• Brief: Repeat every line below exactly as it reads.

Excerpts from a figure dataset
★ ★ ★ ★
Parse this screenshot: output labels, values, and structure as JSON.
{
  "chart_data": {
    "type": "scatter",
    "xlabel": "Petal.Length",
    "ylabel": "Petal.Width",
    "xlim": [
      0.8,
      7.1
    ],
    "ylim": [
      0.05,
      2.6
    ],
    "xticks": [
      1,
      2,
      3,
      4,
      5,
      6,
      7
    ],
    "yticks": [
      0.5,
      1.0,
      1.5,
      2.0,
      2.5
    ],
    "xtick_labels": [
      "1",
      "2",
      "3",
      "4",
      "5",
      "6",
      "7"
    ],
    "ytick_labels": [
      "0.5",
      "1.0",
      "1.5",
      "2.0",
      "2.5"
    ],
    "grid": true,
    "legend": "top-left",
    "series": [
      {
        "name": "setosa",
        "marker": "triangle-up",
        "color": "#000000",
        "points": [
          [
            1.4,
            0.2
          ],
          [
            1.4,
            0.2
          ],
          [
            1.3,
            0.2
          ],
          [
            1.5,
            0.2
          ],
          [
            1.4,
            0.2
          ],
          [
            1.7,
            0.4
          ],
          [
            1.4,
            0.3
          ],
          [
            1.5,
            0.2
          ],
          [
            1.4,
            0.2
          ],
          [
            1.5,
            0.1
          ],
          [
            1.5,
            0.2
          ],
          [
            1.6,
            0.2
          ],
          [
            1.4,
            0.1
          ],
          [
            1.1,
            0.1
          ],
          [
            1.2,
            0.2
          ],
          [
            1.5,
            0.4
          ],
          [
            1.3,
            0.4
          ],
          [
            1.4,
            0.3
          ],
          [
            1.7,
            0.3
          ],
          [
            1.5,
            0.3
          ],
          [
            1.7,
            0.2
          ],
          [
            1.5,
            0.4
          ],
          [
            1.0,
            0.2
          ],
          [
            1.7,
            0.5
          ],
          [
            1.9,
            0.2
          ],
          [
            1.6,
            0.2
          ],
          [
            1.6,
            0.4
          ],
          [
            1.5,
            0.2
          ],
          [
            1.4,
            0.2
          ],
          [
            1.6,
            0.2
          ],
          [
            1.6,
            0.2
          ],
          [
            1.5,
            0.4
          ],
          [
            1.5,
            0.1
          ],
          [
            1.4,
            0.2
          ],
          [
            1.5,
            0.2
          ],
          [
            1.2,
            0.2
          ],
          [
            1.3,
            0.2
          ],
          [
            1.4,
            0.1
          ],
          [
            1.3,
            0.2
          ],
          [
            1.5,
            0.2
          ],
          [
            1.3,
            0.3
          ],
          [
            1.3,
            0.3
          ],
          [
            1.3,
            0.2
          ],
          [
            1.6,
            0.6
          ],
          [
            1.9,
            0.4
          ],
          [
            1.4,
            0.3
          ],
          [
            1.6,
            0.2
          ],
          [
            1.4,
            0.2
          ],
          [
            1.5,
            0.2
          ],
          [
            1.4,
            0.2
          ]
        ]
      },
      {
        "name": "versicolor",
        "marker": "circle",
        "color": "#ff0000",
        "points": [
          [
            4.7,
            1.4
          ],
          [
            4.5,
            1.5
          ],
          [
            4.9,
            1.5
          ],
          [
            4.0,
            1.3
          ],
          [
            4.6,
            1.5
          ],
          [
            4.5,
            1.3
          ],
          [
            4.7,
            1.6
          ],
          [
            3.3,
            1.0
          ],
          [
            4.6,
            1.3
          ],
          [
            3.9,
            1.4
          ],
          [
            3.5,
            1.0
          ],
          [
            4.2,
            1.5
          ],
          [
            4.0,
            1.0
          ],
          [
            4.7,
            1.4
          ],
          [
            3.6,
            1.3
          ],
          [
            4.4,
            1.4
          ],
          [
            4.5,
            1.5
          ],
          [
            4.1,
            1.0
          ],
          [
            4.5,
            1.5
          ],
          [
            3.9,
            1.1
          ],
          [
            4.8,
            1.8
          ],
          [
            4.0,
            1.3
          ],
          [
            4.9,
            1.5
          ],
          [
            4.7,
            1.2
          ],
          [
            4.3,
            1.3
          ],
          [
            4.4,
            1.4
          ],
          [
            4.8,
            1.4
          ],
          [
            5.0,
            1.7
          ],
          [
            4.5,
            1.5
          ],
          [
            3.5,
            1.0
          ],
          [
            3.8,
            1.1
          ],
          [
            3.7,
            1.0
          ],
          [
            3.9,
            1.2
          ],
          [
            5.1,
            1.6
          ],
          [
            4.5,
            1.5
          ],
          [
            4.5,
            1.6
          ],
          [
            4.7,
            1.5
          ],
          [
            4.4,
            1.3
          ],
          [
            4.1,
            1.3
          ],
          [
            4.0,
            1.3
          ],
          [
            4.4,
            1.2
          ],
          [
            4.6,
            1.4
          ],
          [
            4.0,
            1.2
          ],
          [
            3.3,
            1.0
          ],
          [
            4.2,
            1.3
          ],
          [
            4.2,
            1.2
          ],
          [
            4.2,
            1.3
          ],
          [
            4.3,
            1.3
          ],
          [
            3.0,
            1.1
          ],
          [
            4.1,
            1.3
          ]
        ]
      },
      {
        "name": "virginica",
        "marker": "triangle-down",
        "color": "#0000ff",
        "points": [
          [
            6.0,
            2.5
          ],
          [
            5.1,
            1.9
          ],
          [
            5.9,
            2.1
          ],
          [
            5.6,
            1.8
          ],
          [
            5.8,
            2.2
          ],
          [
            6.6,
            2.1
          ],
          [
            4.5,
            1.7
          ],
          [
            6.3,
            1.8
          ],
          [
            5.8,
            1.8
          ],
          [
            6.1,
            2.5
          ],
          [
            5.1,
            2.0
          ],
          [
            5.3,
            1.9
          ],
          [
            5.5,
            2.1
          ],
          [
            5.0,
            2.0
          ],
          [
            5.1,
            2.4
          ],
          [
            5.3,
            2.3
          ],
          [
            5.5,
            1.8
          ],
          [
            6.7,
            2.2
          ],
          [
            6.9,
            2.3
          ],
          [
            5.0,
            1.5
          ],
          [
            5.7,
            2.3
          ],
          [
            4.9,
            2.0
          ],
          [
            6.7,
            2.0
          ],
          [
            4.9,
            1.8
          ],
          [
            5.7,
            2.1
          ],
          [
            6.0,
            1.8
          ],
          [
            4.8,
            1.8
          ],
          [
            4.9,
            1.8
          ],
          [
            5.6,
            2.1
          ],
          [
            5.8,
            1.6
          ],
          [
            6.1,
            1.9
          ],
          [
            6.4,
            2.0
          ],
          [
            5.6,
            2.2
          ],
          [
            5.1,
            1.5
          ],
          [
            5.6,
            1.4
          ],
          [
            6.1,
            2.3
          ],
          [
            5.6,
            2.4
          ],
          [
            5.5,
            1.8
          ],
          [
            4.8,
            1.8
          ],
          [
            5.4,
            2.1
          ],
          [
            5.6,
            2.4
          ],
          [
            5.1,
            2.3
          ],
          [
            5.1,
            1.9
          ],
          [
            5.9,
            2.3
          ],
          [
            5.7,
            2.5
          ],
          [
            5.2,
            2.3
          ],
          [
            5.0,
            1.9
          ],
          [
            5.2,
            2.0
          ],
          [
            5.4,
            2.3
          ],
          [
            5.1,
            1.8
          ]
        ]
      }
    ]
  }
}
★ ★ ★ ★
• Task output:
Parse this screenshot: output labels, values, and structure as JSON.
{
  "chart_data": {
    "type": "scatter",
    "xlabel": "Petal.Length",
    "ylabel": "Petal.Width",
    "xlim": [
      0.8,
      7.1
    ],
    "ylim": [
      0.05,
      2.6
    ],
    "xticks": [
      1,
      2,
      3,
      4,
      5,
      6,
      7
    ],
    "yticks": [
      0.5,
      1.0,
      1.5,
      2.0,
      2.5
    ],
    "xtick_labels": [
      "1",
      "2",
      "3",
      "4",
      "5",
      "6",
      "7"
    ],
    "ytick_labels": [
      "0.5",
      "1.0",
      "1.5",
      "2.0",
      "2.5"
    ],
    "grid": true,
    "legend": "top-left",
    "series": [
      {
        "name": "setosa",
        "marker": "triangle-up",
        "color": "#000000",
        "points": [
          [
            1.4,
            0.2
          ],
          [
            1.4,
            0.2
          ],
          [
            1.3,
            0.2
          ],
          [
            1.5,
            0.2
          ],
          [
            1.4,
            0.2
          ],
          [
            1.7,
            0.4
          ],
          [
            1.4,
            0.3
          ],
          [
            1.5,
            0.2
          ],
          [
            1.4,
            0.2
          ],
          [
            1.5,
            0.1
          ],
          [
            1.5,
            0.2
          ],
          [
            1.6,
            0.2
          ],
          [
            1.4,
            0.1
          ],
          [
            1.1,
            0.1
          ],
          [
            1.2,
            0.2
          ],
          [
            1.5,
            0.4
          ],
          [
            1.3,
            0.4
          ],
          [
            1.4,
            0.3
          ],
          [
            1.7,
            0.3
          ],
          [
            1.5,
            0.3
          ],
          [
            1.7,
            0.2
          ],
          [
            1.5,
            0.4
          ],
          [
            1.0,
            0.2
          ],
          [
            1.7,
            0.5
          ],
          [
            1.9,
            0.2
          ],
          [
            1.6,
            0.2
          ],
          [
            1.6,
            0.4
          ],
          [
            1.5,
            0.2
          ],
          [
            1.4,
            0.2
          ],
          [
            1.6,
            0.2
          ],
          [
            1.6,
            0.2
          ],
          [
            1.5,
            0.4
          ],
          [
            1.5,
            0.1
          ],
          [
            1.4,
            0.2
          ],
          [
            1.5,
            0.2
          ],
          [
            1.2,
            0.2
          ],
          [
            1.3,
            0.2
          ],
          [
            1.4,
            0.1
          ],
          [
            1.3,
            0.2
          ],
          [
            1.5,
            0.2
          ],
          [
            1.3,
            0.3
          ],
          [
            1.3,
            0.3
          ],
          [
            1.3,
            0.2
          ],
          [
            1.6,
            0.6
          ],
          [
            1.9,
            0.4
          ],
          [
            1.4,
            0.3
          ],
          [
            1.6,
            0.2
          ],
          [
            1.4,
            0.2
          ],
          [
            1.5,
            0.2
          ],
          [
            1.4,
            0.2
          ]
        ]
      },
      {
        "name": "versicolor",
        "marker": "circle",
        "color": "#ff0000",
        "points": [
          [
            4.7,
            1.4
          ],
          [
            4.5,
            1.5
          ],
          [
            4.9,
            1.5
          ],
          [
            4.0,
            1.3
          ],
          [
            4.6,
            1.5
          ],
          [
            4.5,
            1.3
          ],
          [
            4.7,
            1.6
          ],
          [
            3.3,
            1.0
          ],
          [
            4.6,
            1.3
          ],
          [
            3.9,
            1.4
          ],
          [
            3.5,
            1.0
          ],
          [
            4.2,
            1.5
          ],
          [
            4.0,
            1.0
          ],
          [
            4.7,
            1.4
          ],
          [
            3.6,
            1.3
          ],
          [
            4.4,
            1.4
          ],
          [
            4.5,
            1.5
          ],
          [
            4.1,
            1.0
          ],
          [
            4.5,
            1.5
          ],
          [
            3.9,
            1.1
          ],
          [
            4.8,
            1.8
          ],
          [
            4.0,
            1.3
          ],
          [
            4.9,
            1.5
          ],
          [
            4.7,
            1.2
          ],
          [
            4.3,
            1.3
          ],
          [
            4.4,
            1.4
          ],
          [
            4.8,
            1.4
          ],
          [
            5.0,
            1.7
          ],
          [
            4.5,
            1.5
          ],
          [
            3.5,
            1.0
          ],
          [
            3.8,
            1.1
          ],
          [
            3.7,
            1.0
          ],
          [
            3.9,
            1.2
          ],
          [
            5.1,
            1.6
          ],
          [
            4.5,
            1.5
          ],
          [
            4.5,
            1.6
          ],
          [
            4.7,
            1.5
          ],
          [
            4.4,
            1.3
          ],
          [
            4.1,
            1.3
          ],
          [
            4.0,
            1.3
          ],
          [
            4.4,
            1.2
          ],
          [
            4.6,
            1.4
          ],
          [
            4.0,
            1.2
          ],
          [
            3.3,
            1.0
          ],
          [
            4.2,
            1.3
          ],
          [
            4.2,
            1.2
          ],
          [
            4.2,
            1.3
          ],
          [
            4.3,
            1.3
          ],
          [
            3.0,
            1.1
          ],
          [
            4.1,
            1.3
          ]
        ]
      },
      {
        "name": "virginica",
        "marker": "triangle-down",
        "color": "#0000ff",
        "points": [
          [
            6.0,
            2.5
          ],
          [
            5.1,
            1.9
          ],
          [
            5.9,
            2.1
          ],
          [
            5.6,
            1.8
          ],
          [
            5.8,
            2.2
          ],
          [
            6.6,
            2.1
          ],
          [
            4.5,
            1.7
          ],
          [
            6.3,
            1.8
          ],
          [
            5.8,
            1.8
          ],
          [
            6.1,
            2.5
          ],
          [
            5.1,
            2.0
          ],
          [
            5.3,
            1.9
          ],
          [
            5.5,
            2.1
          ],
          [
            5.0,
            2.0
          ],
          [
            5.1,
            2.4
          ],
          [
            5.3,
            2.3
          ],
          [
            5.5,
            1.8
          ],
          [
            6.7,
            2.2
          ],
          [
            6.9,
            2.3
          ],
          [
            5.0,
            1.5
          ],
          [
            5.7,
            2.3
          ],
          [
            4.9,
            2.0
          ],
          [
            6.7,
            2.0
          ],
          [
            4.9,
            1.8
          ],
          [
            5.7,
            2.1
          ],
          [
            6.0,
            1.8
          ],
          [
            4.8,
            1.8
          ],
          [
            4.9,
            1.8
          ],
          [
            5.6,
            2.1
          ],
          [
            5.8,
            1.6
          ],
          [
            6.1,
            1.9
          ],
          [
            6.4,
            2.0
          ],
          [
            5.6,
            2.2
          ],
          [
            5.1,
            1.5
          ],
          [
            5.6,
            1.4
          ],
          [
            6.1,
            2.3
          ],
          [
            5.6,
            2.4
          ],
          [
            5.5,
            1.8
          ],
          [
            4.8,
            1.8
          ],
          [
            5.4,
            2.1
          ],
          [
            5.6,
            2.4
          ],
          [
            5.1,
            2.3
          ],
          [
            5.1,
            1.9
          ],
          [
            5.9,
            2.3
          ],
          [
            5.7,
            2.5
          ],
          [
            5.2,
            2.3
          ],
          [
            5.0,
            1.9
          ],
          [
            5.2,
            2.0
          ],
          [
            5.4,
            2.3
          ],
          [
            5.1,
            1.8
          ]
        ]
      }
    ]
  }
}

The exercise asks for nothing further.